# EXERCISE OBJECTIVE:
All the data must come back unchanged, except that pictures are left out.

# ENTRIES:
** START **
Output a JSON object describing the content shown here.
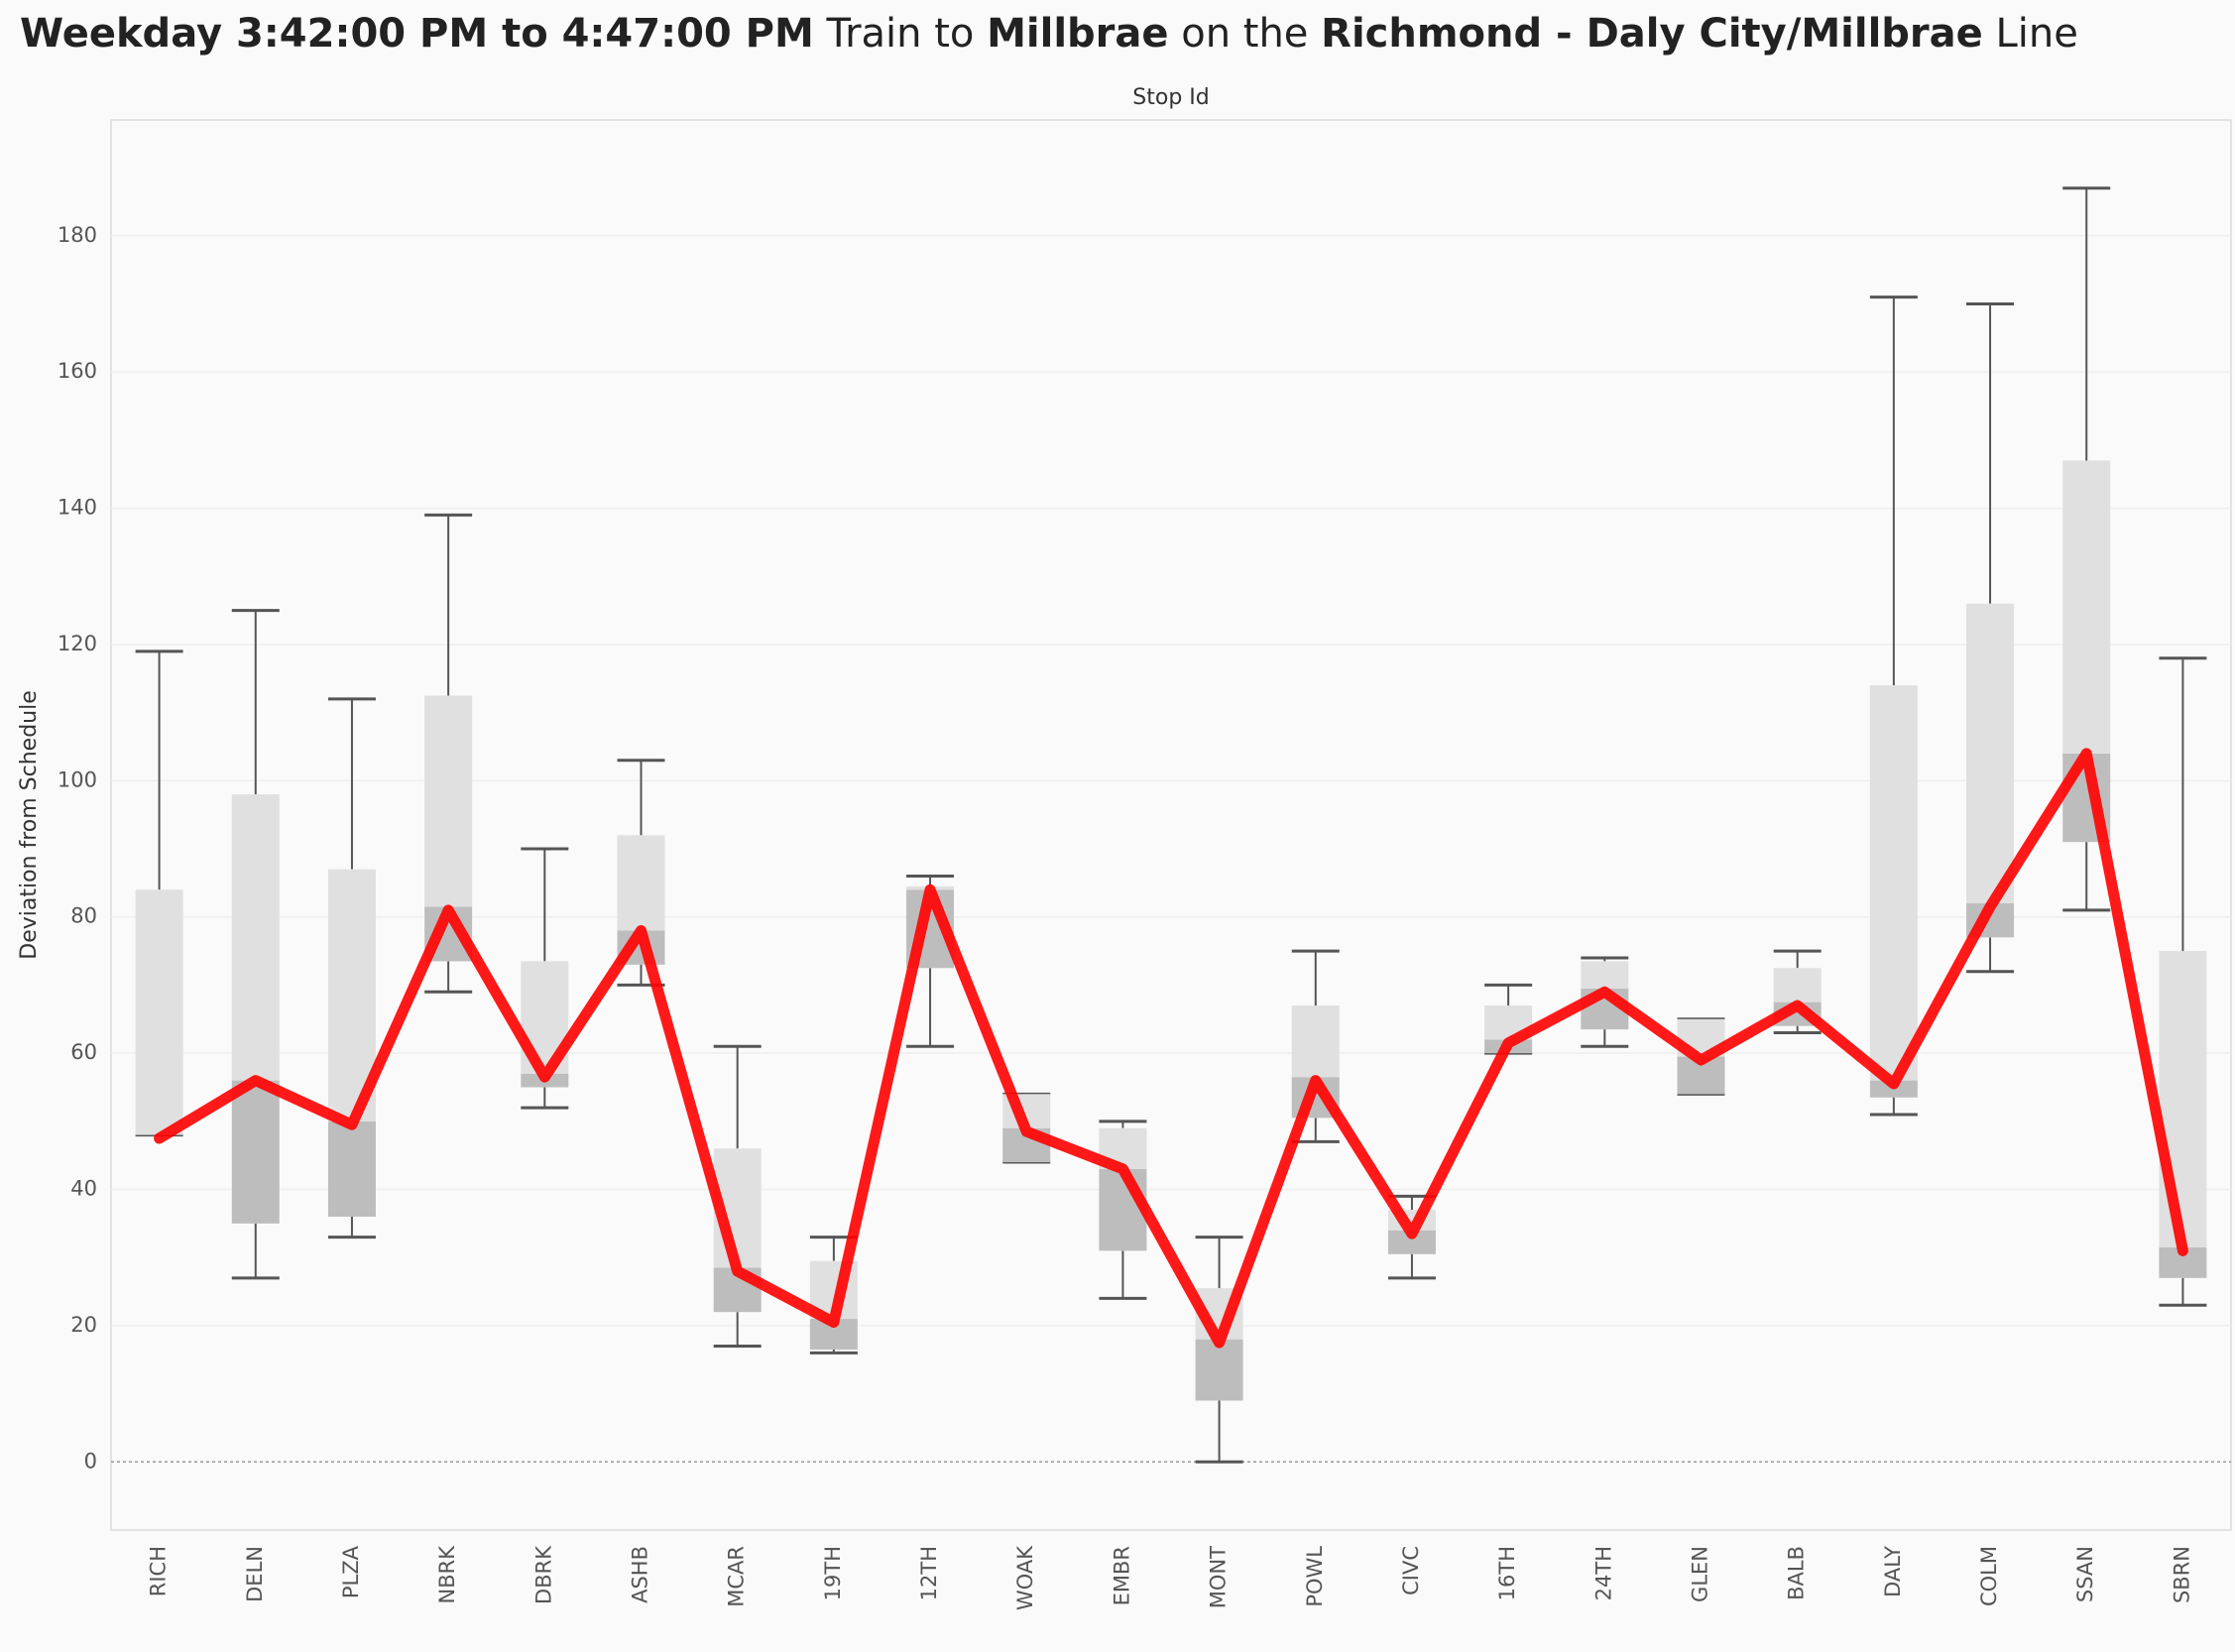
{
  "chart_data": {
    "type": "box",
    "title_parts": [
      {
        "text": "Weekday 3:42:00 PM to 4:47:00 PM",
        "bold": true
      },
      {
        "text": " Train to ",
        "bold": false
      },
      {
        "text": "Millbrae",
        "bold": true
      },
      {
        "text": " on the ",
        "bold": false
      },
      {
        "text": "Richmond - Daly City/Millbrae",
        "bold": true
      },
      {
        "text": " Line",
        "bold": false
      }
    ],
    "x_label": "Stop Id",
    "y_label": "Deviation from Schedule",
    "categories": [
      "RICH",
      "DELN",
      "PLZA",
      "NBRK",
      "DBRK",
      "ASHB",
      "MCAR",
      "19TH",
      "12TH",
      "WOAK",
      "EMBR",
      "MONT",
      "POWL",
      "CIVC",
      "16TH",
      "24TH",
      "GLEN",
      "BALB",
      "DALY",
      "COLM",
      "SSAN",
      "SBRN"
    ],
    "boxes": [
      {
        "low": 48,
        "q1": 48,
        "median": 48,
        "q3": 84,
        "high": 119
      },
      {
        "low": 27,
        "q1": 35,
        "median": 56,
        "q3": 98,
        "high": 125
      },
      {
        "low": 33,
        "q1": 36,
        "median": 50,
        "q3": 87,
        "high": 112
      },
      {
        "low": 69,
        "q1": 73.5,
        "median": 81.5,
        "q3": 112.5,
        "high": 139
      },
      {
        "low": 52,
        "q1": 55,
        "median": 57,
        "q3": 73.5,
        "high": 90
      },
      {
        "low": 70,
        "q1": 73,
        "median": 78,
        "q3": 92,
        "high": 103
      },
      {
        "low": 17,
        "q1": 22,
        "median": 28.5,
        "q3": 46,
        "high": 61
      },
      {
        "low": 16,
        "q1": 16.5,
        "median": 21,
        "q3": 29.5,
        "high": 33
      },
      {
        "low": 61,
        "q1": 72.5,
        "median": 84,
        "q3": 84.5,
        "high": 86
      },
      {
        "low": 44,
        "q1": 44,
        "median": 49,
        "q3": 54,
        "high": 54
      },
      {
        "low": 24,
        "q1": 31,
        "median": 43,
        "q3": 49,
        "high": 50
      },
      {
        "low": 0,
        "q1": 9,
        "median": 18,
        "q3": 25.5,
        "high": 33
      },
      {
        "low": 47,
        "q1": 50.5,
        "median": 56.5,
        "q3": 67,
        "high": 75
      },
      {
        "low": 27,
        "q1": 30.5,
        "median": 34,
        "q3": 37,
        "high": 39
      },
      {
        "low": 60,
        "q1": 60,
        "median": 62,
        "q3": 67,
        "high": 70
      },
      {
        "low": 61,
        "q1": 63.5,
        "median": 69.5,
        "q3": 73.5,
        "high": 74
      },
      {
        "low": 54,
        "q1": 54,
        "median": 59.5,
        "q3": 65,
        "high": 65
      },
      {
        "low": 63,
        "q1": 64,
        "median": 67.5,
        "q3": 72.5,
        "high": 75
      },
      {
        "low": 51,
        "q1": 53.5,
        "median": 56,
        "q3": 114,
        "high": 171
      },
      {
        "low": 72,
        "q1": 77,
        "median": 82,
        "q3": 126,
        "high": 170
      },
      {
        "low": 81,
        "q1": 91,
        "median": 104,
        "q3": 147,
        "high": 187
      },
      {
        "low": 23,
        "q1": 27,
        "median": 31.5,
        "q3": 75,
        "high": 118
      }
    ],
    "line_values": [
      47.5,
      56,
      49.5,
      81,
      56.5,
      78,
      28,
      20.5,
      84,
      48.5,
      43,
      17.5,
      56,
      33.5,
      61.5,
      69,
      59,
      67,
      55.5,
      81.5,
      104,
      31
    ],
    "line_color": "#ff0000",
    "box_colors": {
      "lower": "#bdbdbd",
      "upper": "#e0e0e0",
      "whisker": "#555555"
    },
    "ylim": [
      -10,
      197
    ],
    "yticks": [
      0,
      20,
      40,
      60,
      80,
      100,
      120,
      140,
      160,
      180
    ],
    "grid": true
  }
}
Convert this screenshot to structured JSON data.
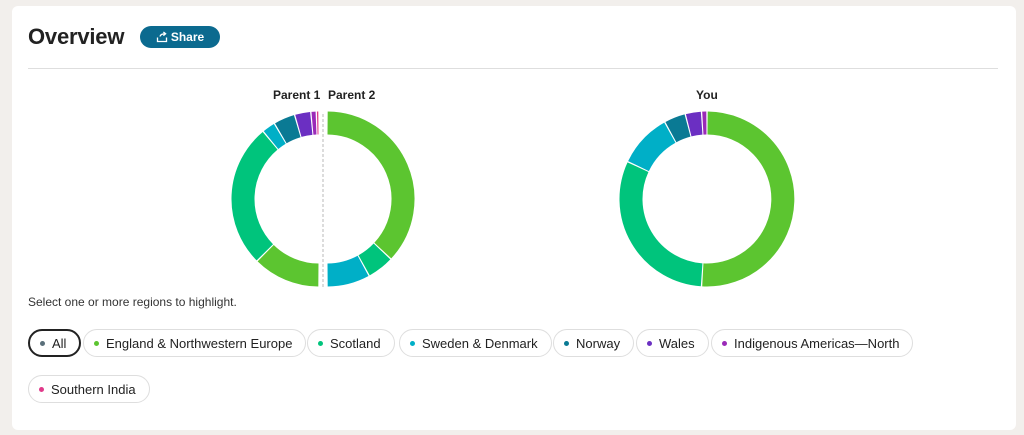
{
  "header": {
    "title": "Overview",
    "share_label": "Share"
  },
  "rings": {
    "parent1_label": "Parent 1",
    "parent2_label": "Parent 2",
    "you_label": "You"
  },
  "hint": "Select one or more regions to highlight.",
  "regions": [
    {
      "label": "All",
      "color": "#5a6f7a",
      "active": true
    },
    {
      "label": "England & Northwestern Europe",
      "color": "#5cc530"
    },
    {
      "label": "Scotland",
      "color": "#00c47c"
    },
    {
      "label": "Sweden & Denmark",
      "color": "#00afc7"
    },
    {
      "label": "Norway",
      "color": "#0a7a94"
    },
    {
      "label": "Wales",
      "color": "#6b2fc2"
    },
    {
      "label": "Indigenous Americas—North",
      "color": "#9a2ab8"
    },
    {
      "label": "Southern India",
      "color": "#e03a8a"
    }
  ],
  "chart_data": {
    "type": "donut",
    "series": [
      {
        "name": "Parent 1",
        "segments": [
          {
            "region": "England & Northwestern Europe",
            "color": "#5cc530",
            "value": 25
          },
          {
            "region": "Scotland",
            "color": "#00c47c",
            "value": 53
          },
          {
            "region": "Sweden & Denmark",
            "color": "#00afc7",
            "value": 5
          },
          {
            "region": "Norway",
            "color": "#0a7a94",
            "value": 8
          },
          {
            "region": "Wales",
            "color": "#6b2fc2",
            "value": 6
          },
          {
            "region": "Indigenous Americas—North",
            "color": "#9a2ab8",
            "value": 2
          },
          {
            "region": "Southern India",
            "color": "#e03a8a",
            "value": 1
          }
        ]
      },
      {
        "name": "Parent 2",
        "segments": [
          {
            "region": "England & Northwestern Europe",
            "color": "#5cc530",
            "value": 74
          },
          {
            "region": "Scotland",
            "color": "#00c47c",
            "value": 10
          },
          {
            "region": "Sweden & Denmark",
            "color": "#00afc7",
            "value": 16
          }
        ]
      },
      {
        "name": "You",
        "segments": [
          {
            "region": "England & Northwestern Europe",
            "color": "#5cc530",
            "value": 51
          },
          {
            "region": "Scotland",
            "color": "#00c47c",
            "value": 31
          },
          {
            "region": "Sweden & Denmark",
            "color": "#00afc7",
            "value": 10
          },
          {
            "region": "Norway",
            "color": "#0a7a94",
            "value": 4
          },
          {
            "region": "Wales",
            "color": "#6b2fc2",
            "value": 3
          },
          {
            "region": "Indigenous Americas—North",
            "color": "#9a2ab8",
            "value": 1
          }
        ]
      }
    ]
  }
}
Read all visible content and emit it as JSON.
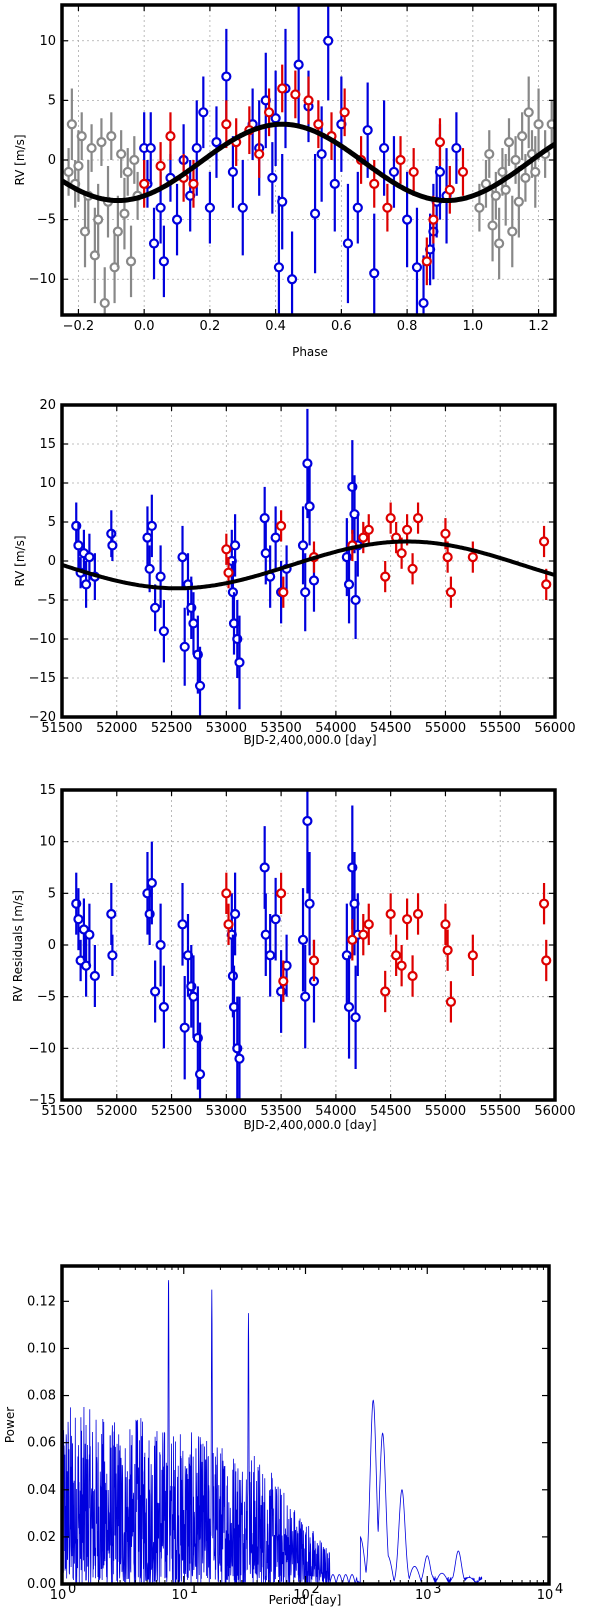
** END **
# FINAL ANSWER:
Output a JSON object describing the content shown here.
{
  "chart_data": {
    "type": "box",
    "title_parts": [
      {
        "text": "Weekday 3:42:00 PM to 4:47:00 PM",
        "bold": true
      },
      {
        "text": " Train to ",
        "bold": false
      },
      {
        "text": "Millbrae",
        "bold": true
      },
      {
        "text": " on the ",
        "bold": false
      },
      {
        "text": "Richmond - Daly City/Millbrae",
        "bold": true
      },
      {
        "text": " Line",
        "bold": false
      }
    ],
    "x_label": "Stop Id",
    "y_label": "Deviation from Schedule",
    "categories": [
      "RICH",
      "DELN",
      "PLZA",
      "NBRK",
      "DBRK",
      "ASHB",
      "MCAR",
      "19TH",
      "12TH",
      "WOAK",
      "EMBR",
      "MONT",
      "POWL",
      "CIVC",
      "16TH",
      "24TH",
      "GLEN",
      "BALB",
      "DALY",
      "COLM",
      "SSAN",
      "SBRN"
    ],
    "boxes": [
      {
        "low": 48,
        "q1": 48,
        "median": 48,
        "q3": 84,
        "high": 119
      },
      {
        "low": 27,
        "q1": 35,
        "median": 56,
        "q3": 98,
        "high": 125
      },
      {
        "low": 33,
        "q1": 36,
        "median": 50,
        "q3": 87,
        "high": 112
      },
      {
        "low": 69,
        "q1": 73.5,
        "median": 81.5,
        "q3": 112.5,
        "high": 139
      },
      {
        "low": 52,
        "q1": 55,
        "median": 57,
        "q3": 73.5,
        "high": 90
      },
      {
        "low": 70,
        "q1": 73,
        "median": 78,
        "q3": 92,
        "high": 103
      },
      {
        "low": 17,
        "q1": 22,
        "median": 28.5,
        "q3": 46,
        "high": 61
      },
      {
        "low": 16,
        "q1": 16.5,
        "median": 21,
        "q3": 29.5,
        "high": 33
      },
      {
        "low": 61,
        "q1": 72.5,
        "median": 84,
        "q3": 84.5,
        "high": 86
      },
      {
        "low": 44,
        "q1": 44,
        "median": 49,
        "q3": 54,
        "high": 54
      },
      {
        "low": 24,
        "q1": 31,
        "median": 43,
        "q3": 49,
        "high": 50
      },
      {
        "low": 0,
        "q1": 9,
        "median": 18,
        "q3": 25.5,
        "high": 33
      },
      {
        "low": 47,
        "q1": 50.5,
        "median": 56.5,
        "q3": 67,
        "high": 75
      },
      {
        "low": 27,
        "q1": 30.5,
        "median": 34,
        "q3": 37,
        "high": 39
      },
      {
        "low": 60,
        "q1": 60,
        "median": 62,
        "q3": 67,
        "high": 70
      },
      {
        "low": 61,
        "q1": 63.5,
        "median": 69.5,
        "q3": 73.5,
        "high": 74
      },
      {
        "low": 54,
        "q1": 54,
        "median": 59.5,
        "q3": 65,
        "high": 65
      },
      {
        "low": 63,
        "q1": 64,
        "median": 67.5,
        "q3": 72.5,
        "high": 75
      },
      {
        "low": 51,
        "q1": 53.5,
        "median": 56,
        "q3": 114,
        "high": 171
      },
      {
        "low": 72,
        "q1": 77,
        "median": 82,
        "q3": 126,
        "high": 170
      },
      {
        "low": 81,
        "q1": 91,
        "median": 104,
        "q3": 147,
        "high": 187
      },
      {
        "low": 23,
        "q1": 27,
        "median": 31.5,
        "q3": 75,
        "high": 118
      }
    ],
    "line_values": [
      47.5,
      56,
      49.5,
      81,
      56.5,
      78,
      28,
      20.5,
      84,
      48.5,
      43,
      17.5,
      56,
      33.5,
      61.5,
      69,
      59,
      67,
      55.5,
      81.5,
      104,
      31
    ],
    "line_color": "#ff0000",
    "box_colors": {
      "lower": "#bdbdbd",
      "upper": "#e0e0e0",
      "whisker": "#555555"
    },
    "ylim": [
      -10,
      197
    ],
    "yticks": [
      0,
      20,
      40,
      60,
      80,
      100,
      120,
      140,
      160,
      180
    ],
    "grid": true
  }
}
Convert this screenshot to structured JSON data.
{
  "header": {
    "title": "Overview",
    "share_label": "Share"
  },
  "rings": {
    "parent1_label": "Parent 1",
    "parent2_label": "Parent 2",
    "you_label": "You"
  },
  "hint": "Select one or more regions to highlight.",
  "regions": [
    {
      "label": "All",
      "color": "#5a6f7a",
      "active": true
    },
    {
      "label": "England & Northwestern Europe",
      "color": "#5cc530"
    },
    {
      "label": "Scotland",
      "color": "#00c47c"
    },
    {
      "label": "Sweden & Denmark",
      "color": "#00afc7"
    },
    {
      "label": "Norway",
      "color": "#0a7a94"
    },
    {
      "label": "Wales",
      "color": "#6b2fc2"
    },
    {
      "label": "Indigenous Americas—North",
      "color": "#9a2ab8"
    },
    {
      "label": "Southern India",
      "color": "#e03a8a"
    }
  ],
  "chart_data": {
    "type": "donut",
    "series": [
      {
        "name": "Parent 1",
        "segments": [
          {
            "region": "England & Northwestern Europe",
            "color": "#5cc530",
            "value": 25
          },
          {
            "region": "Scotland",
            "color": "#00c47c",
            "value": 53
          },
          {
            "region": "Sweden & Denmark",
            "color": "#00afc7",
            "value": 5
          },
          {
            "region": "Norway",
            "color": "#0a7a94",
            "value": 8
          },
          {
            "region": "Wales",
            "color": "#6b2fc2",
            "value": 6
          },
          {
            "region": "Indigenous Americas—North",
            "color": "#9a2ab8",
            "value": 2
          },
          {
            "region": "Southern India",
            "color": "#e03a8a",
            "value": 1
          }
        ]
      },
      {
        "name": "Parent 2",
        "segments": [
          {
            "region": "England & Northwestern Europe",
            "color": "#5cc530",
            "value": 74
          },
          {
            "region": "Scotland",
            "color": "#00c47c",
            "value": 10
          },
          {
            "region": "Sweden & Denmark",
            "color": "#00afc7",
            "value": 16
          }
        ]
      },
      {
        "name": "You",
        "segments": [
          {
            "region": "England & Northwestern Europe",
            "color": "#5cc530",
            "value": 51
          },
          {
            "region": "Scotland",
            "color": "#00c47c",
            "value": 31
          },
          {
            "region": "Sweden & Denmark",
            "color": "#00afc7",
            "value": 10
          },
          {
            "region": "Norway",
            "color": "#0a7a94",
            "value": 4
          },
          {
            "region": "Wales",
            "color": "#6b2fc2",
            "value": 3
          },
          {
            "region": "Indigenous Americas—North",
            "color": "#9a2ab8",
            "value": 1
          }
        ]
      }
    ]
  }
}
Read all visible content and emit it as JSON.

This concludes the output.